— Start —

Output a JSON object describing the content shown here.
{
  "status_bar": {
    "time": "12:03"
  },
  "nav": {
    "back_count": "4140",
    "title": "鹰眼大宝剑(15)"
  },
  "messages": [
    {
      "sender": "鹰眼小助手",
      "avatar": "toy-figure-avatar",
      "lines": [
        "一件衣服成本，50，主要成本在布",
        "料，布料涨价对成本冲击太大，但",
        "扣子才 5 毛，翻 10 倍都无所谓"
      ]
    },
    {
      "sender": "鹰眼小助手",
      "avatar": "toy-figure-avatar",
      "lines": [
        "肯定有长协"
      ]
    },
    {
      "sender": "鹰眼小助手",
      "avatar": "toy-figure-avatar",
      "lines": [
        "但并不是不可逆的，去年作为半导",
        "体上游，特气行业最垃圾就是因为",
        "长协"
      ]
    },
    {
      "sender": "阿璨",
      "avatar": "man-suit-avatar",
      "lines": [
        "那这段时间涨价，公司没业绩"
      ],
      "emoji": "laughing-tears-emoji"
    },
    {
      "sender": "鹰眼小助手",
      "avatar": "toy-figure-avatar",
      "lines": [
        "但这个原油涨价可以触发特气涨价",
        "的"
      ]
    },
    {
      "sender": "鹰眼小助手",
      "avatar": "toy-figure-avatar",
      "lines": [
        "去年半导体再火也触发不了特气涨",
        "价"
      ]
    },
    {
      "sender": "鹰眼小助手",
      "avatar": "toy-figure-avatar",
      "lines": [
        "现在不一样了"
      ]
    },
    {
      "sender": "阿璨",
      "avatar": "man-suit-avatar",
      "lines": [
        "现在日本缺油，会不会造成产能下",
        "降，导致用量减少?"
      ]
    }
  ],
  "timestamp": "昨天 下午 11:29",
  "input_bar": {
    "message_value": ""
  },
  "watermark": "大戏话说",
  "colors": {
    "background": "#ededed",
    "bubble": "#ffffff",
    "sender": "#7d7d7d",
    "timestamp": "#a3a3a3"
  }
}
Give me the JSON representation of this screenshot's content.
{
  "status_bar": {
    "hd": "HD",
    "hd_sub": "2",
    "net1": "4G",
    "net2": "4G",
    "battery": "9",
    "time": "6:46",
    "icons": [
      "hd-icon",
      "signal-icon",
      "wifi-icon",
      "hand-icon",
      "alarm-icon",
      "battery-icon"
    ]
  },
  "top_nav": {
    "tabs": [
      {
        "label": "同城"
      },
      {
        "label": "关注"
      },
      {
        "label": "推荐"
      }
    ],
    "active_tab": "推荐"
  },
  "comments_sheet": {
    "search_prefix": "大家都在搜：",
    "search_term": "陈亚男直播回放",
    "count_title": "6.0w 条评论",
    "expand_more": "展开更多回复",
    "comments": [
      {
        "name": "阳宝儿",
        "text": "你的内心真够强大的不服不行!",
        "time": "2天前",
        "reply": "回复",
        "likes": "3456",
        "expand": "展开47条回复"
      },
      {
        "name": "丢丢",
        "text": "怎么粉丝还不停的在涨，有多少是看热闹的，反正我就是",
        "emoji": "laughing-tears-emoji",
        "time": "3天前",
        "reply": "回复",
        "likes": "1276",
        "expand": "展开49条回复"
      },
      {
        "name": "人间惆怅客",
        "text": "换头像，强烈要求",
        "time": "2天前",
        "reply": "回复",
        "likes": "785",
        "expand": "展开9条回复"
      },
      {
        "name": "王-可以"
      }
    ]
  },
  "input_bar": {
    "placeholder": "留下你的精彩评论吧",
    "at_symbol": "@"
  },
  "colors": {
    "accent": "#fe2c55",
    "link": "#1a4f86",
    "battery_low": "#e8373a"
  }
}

— End —

### YOUR OBJECTIVE
Every entry needs to be retyped exactly.

### EXERCISE RESULT
Output a JSON object describing the content shown here.
{
  "status_bar": {
    "time": "12:03"
  },
  "nav": {
    "back_count": "4140",
    "title": "鹰眼大宝剑(15)"
  },
  "messages": [
    {
      "sender": "鹰眼小助手",
      "avatar": "toy-figure-avatar",
      "lines": [
        "一件衣服成本，50，主要成本在布",
        "料，布料涨价对成本冲击太大，但",
        "扣子才 5 毛，翻 10 倍都无所谓"
      ]
    },
    {
      "sender": "鹰眼小助手",
      "avatar": "toy-figure-avatar",
      "lines": [
        "肯定有长协"
      ]
    },
    {
      "sender": "鹰眼小助手",
      "avatar": "toy-figure-avatar",
      "lines": [
        "但并不是不可逆的，去年作为半导",
        "体上游，特气行业最垃圾就是因为",
        "长协"
      ]
    },
    {
      "sender": "阿璨",
      "avatar": "man-suit-avatar",
      "lines": [
        "那这段时间涨价，公司没业绩"
      ],
      "emoji": "laughing-tears-emoji"
    },
    {
      "sender": "鹰眼小助手",
      "avatar": "toy-figure-avatar",
      "lines": [
        "但这个原油涨价可以触发特气涨价",
        "的"
      ]
    },
    {
      "sender": "鹰眼小助手",
      "avatar": "toy-figure-avatar",
      "lines": [
        "去年半导体再火也触发不了特气涨",
        "价"
      ]
    },
    {
      "sender": "鹰眼小助手",
      "avatar": "toy-figure-avatar",
      "lines": [
        "现在不一样了"
      ]
    },
    {
      "sender": "阿璨",
      "avatar": "man-suit-avatar",
      "lines": [
        "现在日本缺油，会不会造成产能下",
        "降，导致用量减少?"
      ]
    }
  ],
  "timestamp": "昨天 下午 11:29",
  "input_bar": {
    "message_value": ""
  },
  "watermark": "大戏话说",
  "colors": {
    "background": "#ededed",
    "bubble": "#ffffff",
    "sender": "#7d7d7d",
    "timestamp": "#a3a3a3"
  }
}
Give me the JSON representation of this screenshot's content.
{
  "status_bar": {
    "hd": "HD",
    "hd_sub": "2",
    "net1": "4G",
    "net2": "4G",
    "battery": "9",
    "time": "6:46",
    "icons": [
      "hd-icon",
      "signal-icon",
      "wifi-icon",
      "hand-icon",
      "alarm-icon",
      "battery-icon"
    ]
  },
  "top_nav": {
    "tabs": [
      {
        "label": "同城"
      },
      {
        "label": "关注"
      },
      {
        "label": "推荐"
      }
    ],
    "active_tab": "推荐"
  },
  "comments_sheet": {
    "search_prefix": "大家都在搜：",
    "search_term": "陈亚男直播回放",
    "count_title": "6.0w 条评论",
    "expand_more": "展开更多回复",
    "comments": [
      {
        "name": "阳宝儿",
        "text": "你的内心真够强大的不服不行!",
        "time": "2天前",
        "reply": "回复",
        "likes": "3456",
        "expand": "展开47条回复"
      },
      {
        "name": "丢丢",
        "text": "怎么粉丝还不停的在涨，有多少是看热闹的，反正我就是",
        "emoji": "laughing-tears-emoji",
        "time": "3天前",
        "reply": "回复",
        "likes": "1276",
        "expand": "展开49条回复"
      },
      {
        "name": "人间惆怅客",
        "text": "换头像，强烈要求",
        "time": "2天前",
        "reply": "回复",
        "likes": "785",
        "expand": "展开9条回复"
      },
      {
        "name": "王-可以"
      }
    ]
  },
  "input_bar": {
    "placeholder": "留下你的精彩评论吧",
    "at_symbol": "@"
  },
  "colors": {
    "accent": "#fe2c55",
    "link": "#1a4f86",
    "battery_low": "#e8373a"
  }
}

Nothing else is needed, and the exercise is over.